## BEGIN Task material

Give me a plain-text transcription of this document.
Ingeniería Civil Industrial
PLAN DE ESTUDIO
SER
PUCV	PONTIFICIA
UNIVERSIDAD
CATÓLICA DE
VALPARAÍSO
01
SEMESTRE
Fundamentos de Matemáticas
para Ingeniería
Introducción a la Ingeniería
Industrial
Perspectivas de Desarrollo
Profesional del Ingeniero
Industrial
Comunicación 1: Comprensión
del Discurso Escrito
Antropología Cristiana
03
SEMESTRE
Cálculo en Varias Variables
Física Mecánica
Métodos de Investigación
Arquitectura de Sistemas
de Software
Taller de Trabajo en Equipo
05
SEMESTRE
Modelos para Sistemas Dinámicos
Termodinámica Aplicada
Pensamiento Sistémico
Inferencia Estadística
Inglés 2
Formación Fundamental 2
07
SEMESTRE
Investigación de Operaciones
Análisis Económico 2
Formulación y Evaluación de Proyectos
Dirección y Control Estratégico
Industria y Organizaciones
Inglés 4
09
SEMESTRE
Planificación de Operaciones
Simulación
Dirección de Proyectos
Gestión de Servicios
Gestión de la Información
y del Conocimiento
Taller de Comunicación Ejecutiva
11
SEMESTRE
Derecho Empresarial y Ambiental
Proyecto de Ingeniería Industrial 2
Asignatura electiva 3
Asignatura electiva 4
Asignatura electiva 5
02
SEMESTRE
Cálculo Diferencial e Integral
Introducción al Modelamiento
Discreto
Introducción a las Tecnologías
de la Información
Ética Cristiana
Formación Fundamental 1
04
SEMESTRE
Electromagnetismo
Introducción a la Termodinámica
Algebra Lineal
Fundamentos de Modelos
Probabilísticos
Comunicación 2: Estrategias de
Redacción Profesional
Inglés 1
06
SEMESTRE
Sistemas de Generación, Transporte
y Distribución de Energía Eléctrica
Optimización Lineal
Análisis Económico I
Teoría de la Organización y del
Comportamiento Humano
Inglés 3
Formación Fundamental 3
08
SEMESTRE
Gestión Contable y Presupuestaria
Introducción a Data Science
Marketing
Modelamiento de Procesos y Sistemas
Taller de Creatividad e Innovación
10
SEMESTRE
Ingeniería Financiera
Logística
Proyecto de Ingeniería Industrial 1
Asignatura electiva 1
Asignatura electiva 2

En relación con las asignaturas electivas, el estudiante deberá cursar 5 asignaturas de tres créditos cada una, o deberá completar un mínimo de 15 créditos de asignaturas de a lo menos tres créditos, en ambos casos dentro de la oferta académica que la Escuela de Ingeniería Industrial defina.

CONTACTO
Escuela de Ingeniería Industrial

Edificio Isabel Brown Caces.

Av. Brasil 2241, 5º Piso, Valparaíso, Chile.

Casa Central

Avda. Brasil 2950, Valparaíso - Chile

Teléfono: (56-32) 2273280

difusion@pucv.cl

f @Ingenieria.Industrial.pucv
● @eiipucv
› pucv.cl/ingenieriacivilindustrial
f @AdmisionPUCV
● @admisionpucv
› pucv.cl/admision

## END Task material

[Exercise goal] All of the entries above need to be reproduced exactly.

[The result]
Give me a plain-text transcription of this document.
Ingeniería Civil Industrial
PLAN DE ESTUDIO
SER
PUCV	PONTIFICIA
UNIVERSIDAD
CATÓLICA DE
VALPARAÍSO
01
SEMESTRE
Fundamentos de Matemáticas
para Ingeniería
Introducción a la Ingeniería
Industrial
Perspectivas de Desarrollo
Profesional del Ingeniero
Industrial
Comunicación 1: Comprensión
del Discurso Escrito
Antropología Cristiana
03
SEMESTRE
Cálculo en Varias Variables
Física Mecánica
Métodos de Investigación
Arquitectura de Sistemas
de Software
Taller de Trabajo en Equipo
05
SEMESTRE
Modelos para Sistemas Dinámicos
Termodinámica Aplicada
Pensamiento Sistémico
Inferencia Estadística
Inglés 2
Formación Fundamental 2
07
SEMESTRE
Investigación de Operaciones
Análisis Económico 2
Formulación y Evaluación de Proyectos
Dirección y Control Estratégico
Industria y Organizaciones
Inglés 4
09
SEMESTRE
Planificación de Operaciones
Simulación
Dirección de Proyectos
Gestión de Servicios
Gestión de la Información
y del Conocimiento
Taller de Comunicación Ejecutiva
11
SEMESTRE
Derecho Empresarial y Ambiental
Proyecto de Ingeniería Industrial 2
Asignatura electiva 3
Asignatura electiva 4
Asignatura electiva 5
02
SEMESTRE
Cálculo Diferencial e Integral
Introducción al Modelamiento
Discreto
Introducción a las Tecnologías
de la Información
Ética Cristiana
Formación Fundamental 1
04
SEMESTRE
Electromagnetismo
Introducción a la Termodinámica
Algebra Lineal
Fundamentos de Modelos
Probabilísticos
Comunicación 2: Estrategias de
Redacción Profesional
Inglés 1
06
SEMESTRE
Sistemas de Generación, Transporte
y Distribución de Energía Eléctrica
Optimización Lineal
Análisis Económico I
Teoría de la Organización y del
Comportamiento Humano
Inglés 3
Formación Fundamental 3
08
SEMESTRE
Gestión Contable y Presupuestaria
Introducción a Data Science
Marketing
Modelamiento de Procesos y Sistemas
Taller de Creatividad e Innovación
10
SEMESTRE
Ingeniería Financiera
Logística
Proyecto de Ingeniería Industrial 1
Asignatura electiva 1
Asignatura electiva 2

En relación con las asignaturas electivas, el estudiante deberá cursar 5 asignaturas de tres créditos cada una, o deberá completar un mínimo de 15 créditos de asignaturas de a lo menos tres créditos, en ambos casos dentro de la oferta académica que la Escuela de Ingeniería Industrial defina.

CONTACTO
Escuela de Ingeniería Industrial

Edificio Isabel Brown Caces.

Av. Brasil 2241, 5º Piso, Valparaíso, Chile.

Casa Central

Avda. Brasil 2950, Valparaíso - Chile

Teléfono: (56-32) 2273280

difusion@pucv.cl

f @Ingenieria.Industrial.pucv
● @eiipucv
› pucv.cl/ingenieriacivilindustrial
f @AdmisionPUCV
● @admisionpucv
› pucv.cl/admision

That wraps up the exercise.